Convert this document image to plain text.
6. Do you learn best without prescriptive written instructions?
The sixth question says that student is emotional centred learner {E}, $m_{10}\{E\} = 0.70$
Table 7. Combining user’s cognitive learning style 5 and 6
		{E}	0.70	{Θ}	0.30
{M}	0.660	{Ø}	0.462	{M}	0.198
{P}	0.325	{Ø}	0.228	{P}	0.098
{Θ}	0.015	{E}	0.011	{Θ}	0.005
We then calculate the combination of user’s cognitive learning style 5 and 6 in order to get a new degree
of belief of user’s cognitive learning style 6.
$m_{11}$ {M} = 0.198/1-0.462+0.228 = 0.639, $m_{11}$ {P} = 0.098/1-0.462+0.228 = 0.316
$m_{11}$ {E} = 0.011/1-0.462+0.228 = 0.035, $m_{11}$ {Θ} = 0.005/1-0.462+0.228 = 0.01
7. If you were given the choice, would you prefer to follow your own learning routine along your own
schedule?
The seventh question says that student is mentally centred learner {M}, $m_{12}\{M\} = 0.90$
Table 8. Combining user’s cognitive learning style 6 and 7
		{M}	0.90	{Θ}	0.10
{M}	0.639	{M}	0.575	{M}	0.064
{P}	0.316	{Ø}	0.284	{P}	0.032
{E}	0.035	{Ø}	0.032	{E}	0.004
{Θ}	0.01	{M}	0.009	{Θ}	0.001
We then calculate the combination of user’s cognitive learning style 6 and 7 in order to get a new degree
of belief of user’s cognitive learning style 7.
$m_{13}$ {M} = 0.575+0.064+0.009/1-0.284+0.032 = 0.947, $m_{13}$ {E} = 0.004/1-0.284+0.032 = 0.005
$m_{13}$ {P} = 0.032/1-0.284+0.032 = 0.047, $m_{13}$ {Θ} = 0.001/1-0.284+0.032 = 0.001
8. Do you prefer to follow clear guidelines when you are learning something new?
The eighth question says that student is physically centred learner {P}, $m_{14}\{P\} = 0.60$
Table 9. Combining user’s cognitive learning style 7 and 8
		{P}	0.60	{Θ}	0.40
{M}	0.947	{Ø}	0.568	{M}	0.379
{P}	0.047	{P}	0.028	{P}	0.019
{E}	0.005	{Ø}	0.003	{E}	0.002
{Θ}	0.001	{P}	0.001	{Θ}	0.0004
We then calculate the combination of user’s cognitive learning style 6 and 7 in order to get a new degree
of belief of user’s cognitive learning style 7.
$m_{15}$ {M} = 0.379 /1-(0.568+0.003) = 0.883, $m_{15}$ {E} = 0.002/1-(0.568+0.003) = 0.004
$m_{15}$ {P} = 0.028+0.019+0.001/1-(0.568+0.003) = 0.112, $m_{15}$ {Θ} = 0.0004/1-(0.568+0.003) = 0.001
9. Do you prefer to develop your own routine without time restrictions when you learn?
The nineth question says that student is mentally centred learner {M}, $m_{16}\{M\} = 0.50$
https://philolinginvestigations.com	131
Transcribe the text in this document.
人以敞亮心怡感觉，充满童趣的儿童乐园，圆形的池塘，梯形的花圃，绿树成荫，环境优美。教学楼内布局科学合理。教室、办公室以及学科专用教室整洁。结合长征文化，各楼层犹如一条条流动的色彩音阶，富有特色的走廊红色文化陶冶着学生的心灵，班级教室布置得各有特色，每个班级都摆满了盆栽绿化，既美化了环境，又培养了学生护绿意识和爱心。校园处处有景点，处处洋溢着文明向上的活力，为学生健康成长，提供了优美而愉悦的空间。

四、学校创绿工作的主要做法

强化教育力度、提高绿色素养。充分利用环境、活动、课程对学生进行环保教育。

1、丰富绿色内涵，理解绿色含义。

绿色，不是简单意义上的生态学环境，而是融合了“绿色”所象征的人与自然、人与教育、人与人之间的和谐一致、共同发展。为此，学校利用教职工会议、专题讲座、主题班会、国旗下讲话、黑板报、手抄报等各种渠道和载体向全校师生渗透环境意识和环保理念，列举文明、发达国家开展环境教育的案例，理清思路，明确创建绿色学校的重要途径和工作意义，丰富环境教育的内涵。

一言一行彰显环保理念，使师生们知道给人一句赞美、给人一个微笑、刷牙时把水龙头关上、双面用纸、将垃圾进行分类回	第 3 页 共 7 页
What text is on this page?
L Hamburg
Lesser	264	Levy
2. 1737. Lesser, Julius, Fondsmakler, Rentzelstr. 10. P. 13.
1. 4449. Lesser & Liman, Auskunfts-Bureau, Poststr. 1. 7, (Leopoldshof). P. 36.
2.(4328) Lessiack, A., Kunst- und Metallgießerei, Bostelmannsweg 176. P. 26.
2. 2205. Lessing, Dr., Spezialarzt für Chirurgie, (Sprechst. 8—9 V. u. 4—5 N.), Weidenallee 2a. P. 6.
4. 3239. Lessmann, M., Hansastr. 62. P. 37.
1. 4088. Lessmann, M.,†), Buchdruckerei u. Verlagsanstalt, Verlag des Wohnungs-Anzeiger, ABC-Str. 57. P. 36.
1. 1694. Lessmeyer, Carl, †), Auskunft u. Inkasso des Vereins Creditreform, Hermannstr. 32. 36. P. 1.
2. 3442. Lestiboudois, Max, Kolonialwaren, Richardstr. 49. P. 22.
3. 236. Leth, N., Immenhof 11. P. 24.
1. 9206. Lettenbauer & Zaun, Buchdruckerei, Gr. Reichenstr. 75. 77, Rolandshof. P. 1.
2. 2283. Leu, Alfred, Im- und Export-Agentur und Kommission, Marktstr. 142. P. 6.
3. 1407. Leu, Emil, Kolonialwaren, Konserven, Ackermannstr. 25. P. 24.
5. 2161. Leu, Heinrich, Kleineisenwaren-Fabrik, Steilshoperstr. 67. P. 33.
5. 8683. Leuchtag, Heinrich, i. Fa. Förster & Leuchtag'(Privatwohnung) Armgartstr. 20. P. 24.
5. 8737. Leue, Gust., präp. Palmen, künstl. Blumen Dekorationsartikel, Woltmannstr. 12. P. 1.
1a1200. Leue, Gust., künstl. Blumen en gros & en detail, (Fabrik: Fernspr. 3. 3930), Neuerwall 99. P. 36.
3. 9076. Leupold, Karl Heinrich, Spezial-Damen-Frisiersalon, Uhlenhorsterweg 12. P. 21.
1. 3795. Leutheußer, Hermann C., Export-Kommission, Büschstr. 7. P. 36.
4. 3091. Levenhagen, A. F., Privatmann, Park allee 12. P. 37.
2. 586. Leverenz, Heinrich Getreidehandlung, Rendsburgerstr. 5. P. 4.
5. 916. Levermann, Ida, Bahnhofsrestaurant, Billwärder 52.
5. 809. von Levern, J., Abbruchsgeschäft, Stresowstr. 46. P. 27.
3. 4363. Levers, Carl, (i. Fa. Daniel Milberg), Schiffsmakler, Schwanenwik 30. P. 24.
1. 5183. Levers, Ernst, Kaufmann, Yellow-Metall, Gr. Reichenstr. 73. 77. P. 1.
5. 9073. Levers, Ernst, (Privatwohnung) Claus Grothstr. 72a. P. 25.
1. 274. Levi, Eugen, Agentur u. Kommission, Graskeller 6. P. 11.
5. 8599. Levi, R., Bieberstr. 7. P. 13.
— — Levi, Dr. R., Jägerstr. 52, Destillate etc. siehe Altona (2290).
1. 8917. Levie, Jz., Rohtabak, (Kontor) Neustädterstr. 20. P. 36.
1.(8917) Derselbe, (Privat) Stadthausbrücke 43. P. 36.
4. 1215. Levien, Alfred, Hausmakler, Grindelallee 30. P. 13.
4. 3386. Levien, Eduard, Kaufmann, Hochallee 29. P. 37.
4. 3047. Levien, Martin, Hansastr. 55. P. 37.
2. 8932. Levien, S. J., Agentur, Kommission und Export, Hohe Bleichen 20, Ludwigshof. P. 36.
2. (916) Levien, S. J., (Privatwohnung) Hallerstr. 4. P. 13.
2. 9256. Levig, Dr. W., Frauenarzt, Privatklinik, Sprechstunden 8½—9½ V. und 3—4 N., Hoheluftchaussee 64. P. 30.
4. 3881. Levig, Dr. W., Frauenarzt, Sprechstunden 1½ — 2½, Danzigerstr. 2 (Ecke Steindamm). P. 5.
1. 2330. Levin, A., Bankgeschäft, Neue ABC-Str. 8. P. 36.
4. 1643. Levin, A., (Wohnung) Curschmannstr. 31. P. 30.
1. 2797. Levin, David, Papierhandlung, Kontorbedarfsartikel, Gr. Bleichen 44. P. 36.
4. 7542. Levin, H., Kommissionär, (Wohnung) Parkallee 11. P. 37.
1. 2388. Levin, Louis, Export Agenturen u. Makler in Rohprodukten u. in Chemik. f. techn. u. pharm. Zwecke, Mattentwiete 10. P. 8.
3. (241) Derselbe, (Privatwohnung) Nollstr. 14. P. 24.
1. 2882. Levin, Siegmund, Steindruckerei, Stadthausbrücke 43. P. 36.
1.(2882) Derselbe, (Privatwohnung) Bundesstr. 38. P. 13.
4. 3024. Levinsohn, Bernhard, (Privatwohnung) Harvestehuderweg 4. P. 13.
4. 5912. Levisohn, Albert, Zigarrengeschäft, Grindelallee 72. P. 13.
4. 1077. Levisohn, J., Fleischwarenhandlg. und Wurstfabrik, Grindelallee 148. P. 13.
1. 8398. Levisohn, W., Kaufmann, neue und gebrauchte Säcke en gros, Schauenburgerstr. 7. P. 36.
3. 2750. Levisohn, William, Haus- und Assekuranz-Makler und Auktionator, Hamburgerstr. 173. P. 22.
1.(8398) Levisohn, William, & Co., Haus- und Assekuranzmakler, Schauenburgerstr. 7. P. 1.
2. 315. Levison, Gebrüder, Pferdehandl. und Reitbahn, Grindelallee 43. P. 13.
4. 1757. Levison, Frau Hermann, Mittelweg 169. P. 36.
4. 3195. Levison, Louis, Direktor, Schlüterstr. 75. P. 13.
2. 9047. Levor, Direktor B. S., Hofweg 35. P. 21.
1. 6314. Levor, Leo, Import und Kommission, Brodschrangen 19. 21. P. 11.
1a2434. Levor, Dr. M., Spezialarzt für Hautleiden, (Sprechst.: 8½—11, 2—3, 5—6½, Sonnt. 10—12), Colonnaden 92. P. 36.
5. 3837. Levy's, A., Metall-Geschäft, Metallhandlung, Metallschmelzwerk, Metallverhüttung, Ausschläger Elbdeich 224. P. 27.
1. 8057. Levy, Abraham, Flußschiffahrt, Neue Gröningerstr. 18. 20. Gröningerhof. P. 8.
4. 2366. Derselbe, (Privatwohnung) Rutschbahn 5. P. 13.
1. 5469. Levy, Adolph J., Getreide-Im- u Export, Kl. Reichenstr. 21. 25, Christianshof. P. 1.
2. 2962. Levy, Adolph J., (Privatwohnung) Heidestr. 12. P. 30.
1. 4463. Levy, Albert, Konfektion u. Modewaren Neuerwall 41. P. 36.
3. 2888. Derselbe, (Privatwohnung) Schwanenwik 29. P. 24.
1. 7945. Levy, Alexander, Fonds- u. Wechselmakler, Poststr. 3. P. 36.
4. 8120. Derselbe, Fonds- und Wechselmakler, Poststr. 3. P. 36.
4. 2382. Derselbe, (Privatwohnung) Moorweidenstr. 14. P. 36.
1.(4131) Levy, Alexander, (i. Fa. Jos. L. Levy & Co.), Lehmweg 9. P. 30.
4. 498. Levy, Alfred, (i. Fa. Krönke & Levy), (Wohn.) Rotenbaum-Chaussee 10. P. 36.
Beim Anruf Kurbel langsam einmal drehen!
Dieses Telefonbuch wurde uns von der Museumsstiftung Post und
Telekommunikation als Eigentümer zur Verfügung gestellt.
---*---
→ **REQUEST**:
Show every line in the records above that contains the word "Sprechstunden".

→ **IN RESPONSE**:
2. 9256. Levig, Dr. W., Frauenarzt, Privatklinik, Sprechstunden 8½—9½ V. und 3—4 N., Hoheluftchaussee 64. P. 30.
4. 3881. Levig, Dr. W., Frauenarzt, Sprechstunden 1½ — 2½, Danzigerstr. 2 (Ecke Steindamm). P. 5.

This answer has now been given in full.